§ Job
Quote the listing below in full and exactly as written, but omit every picture.

┌──

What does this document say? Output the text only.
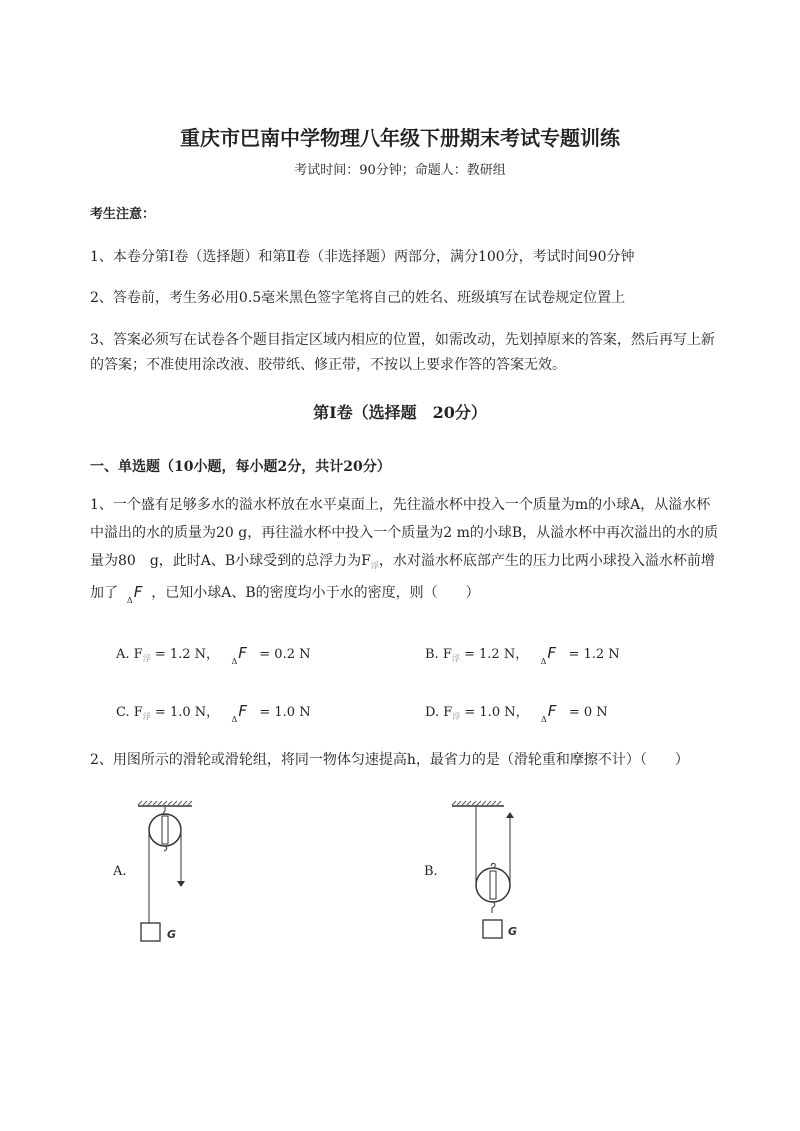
重庆市巴南中学物理八年级下册期末考试专题训练
考试时间：90分钟；命题人：教研组
考生注意：
1、本卷分第Ⅰ卷（选择题）和第Ⅱ卷（非选择题）两部分，满分100分，考试时间90分钟
2、答卷前，考生务必用0.5毫米黑色签字笔将自己的姓名、班级填写在试卷规定位置上
3、答案必须写在试卷各个题目指定区域内相应的位置，如需改动，先划掉原来的答案，然后再写上新
的答案；不准使用涂改液、胶带纸、修正带，不按以上要求作答的答案无效。
第Ⅰ卷（选择题　20分）
一、单选题（10小题，每小题2分，共计20分）
1、一个盛有足够多水的溢水杯放在水平桌面上，先往溢水杯中投入一个质量为m的小球A，从溢水杯
中溢出的水的质量为20 g，再往溢水杯中投入一个质量为2 m的小球B，从溢水杯中再次溢出的水的质
量为80　g，此时A、B小球受到的总浮力为$F_浮$ ，水对溢水杯底部产生的压力比两小球投入溢水杯前增
加了 $_\Delta$F ，已知小球A、B的密度均小于水的密度，则（　　）
A. $F_浮 = 1.2$ N， $_\Delta$F = 0.2 N	B. $F_浮 = 1.2$ N， $_\Delta$F = 1.2 N
C. $F_浮 = 1.0$ N， $_\Delta$F = 1.0 N	D. $F_浮 = 1.0$ N， $_\Delta$F = 0 N
2、用图所示的滑轮或滑轮组，将同一物体匀速提高h，最省力的是（滑轮重和摩擦不计）（　　）
A.
G
B.
G
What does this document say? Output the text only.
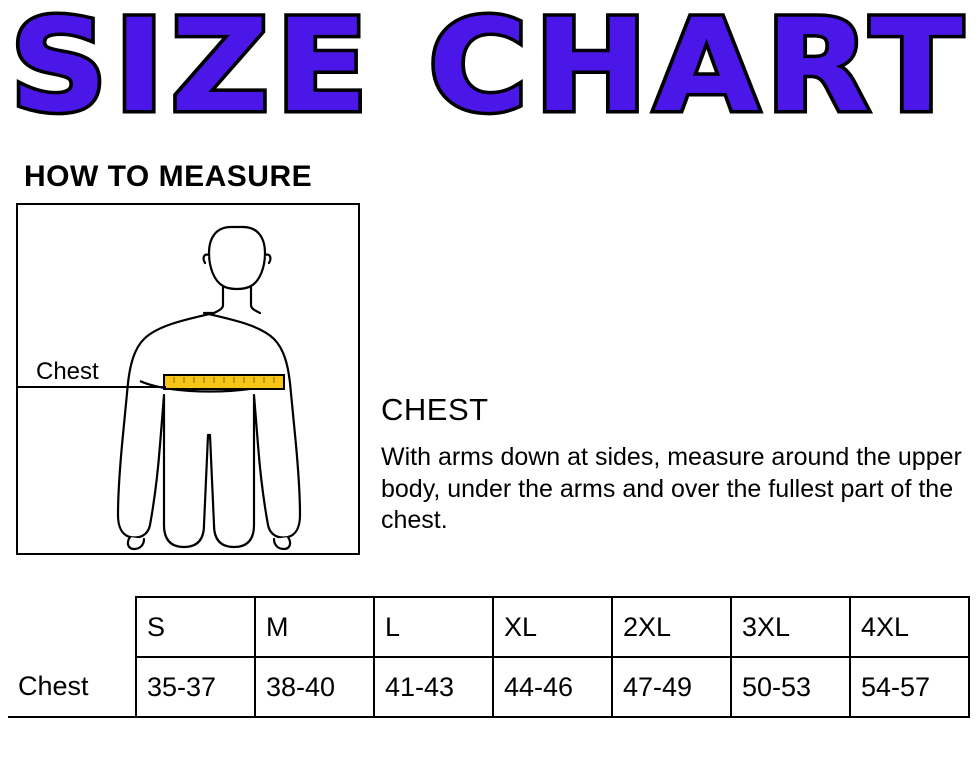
SIZE CHART
HOW TO MEASURE
Chest
CHEST
With arms down at sides, measure around the upper body, under the arms and over the fullest part of the chest.
	S	M	L	XL	2XL	3XL	4XL
Chest	35-37	38-40	41-43	44-46	47-49	50-53	54-57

└──

§ In response
What does this document say? Output the text only.
重庆市巴南中学物理八年级下册期末考试专题训练
考试时间：90分钟；命题人：教研组
考生注意：
1、本卷分第Ⅰ卷（选择题）和第Ⅱ卷（非选择题）两部分，满分100分，考试时间90分钟
2、答卷前，考生务必用0.5毫米黑色签字笔将自己的姓名、班级填写在试卷规定位置上
3、答案必须写在试卷各个题目指定区域内相应的位置，如需改动，先划掉原来的答案，然后再写上新
的答案；不准使用涂改液、胶带纸、修正带，不按以上要求作答的答案无效。
第Ⅰ卷（选择题　20分）
一、单选题（10小题，每小题2分，共计20分）
1、一个盛有足够多水的溢水杯放在水平桌面上，先往溢水杯中投入一个质量为m的小球A，从溢水杯
中溢出的水的质量为20 g，再往溢水杯中投入一个质量为2 m的小球B，从溢水杯中再次溢出的水的质
量为80　g，此时A、B小球受到的总浮力为$F_浮$ ，水对溢水杯底部产生的压力比两小球投入溢水杯前增
加了 $_\Delta$F ，已知小球A、B的密度均小于水的密度，则（　　）
A. $F_浮 = 1.2$ N， $_\Delta$F = 0.2 N	B. $F_浮 = 1.2$ N， $_\Delta$F = 1.2 N
C. $F_浮 = 1.0$ N， $_\Delta$F = 1.0 N	D. $F_浮 = 1.0$ N， $_\Delta$F = 0 N
2、用图所示的滑轮或滑轮组，将同一物体匀速提高h，最省力的是（滑轮重和摩擦不计）（　　）
A.
G
B.
G
What does this document say? Output the text only.
SIZE CHART
HOW TO MEASURE
Chest
CHEST
With arms down at sides, measure around the upper body, under the arms and over the fullest part of the chest.
	S	M	L	XL	2XL	3XL	4XL
Chest	35-37	38-40	41-43	44-46	47-49	50-53	54-57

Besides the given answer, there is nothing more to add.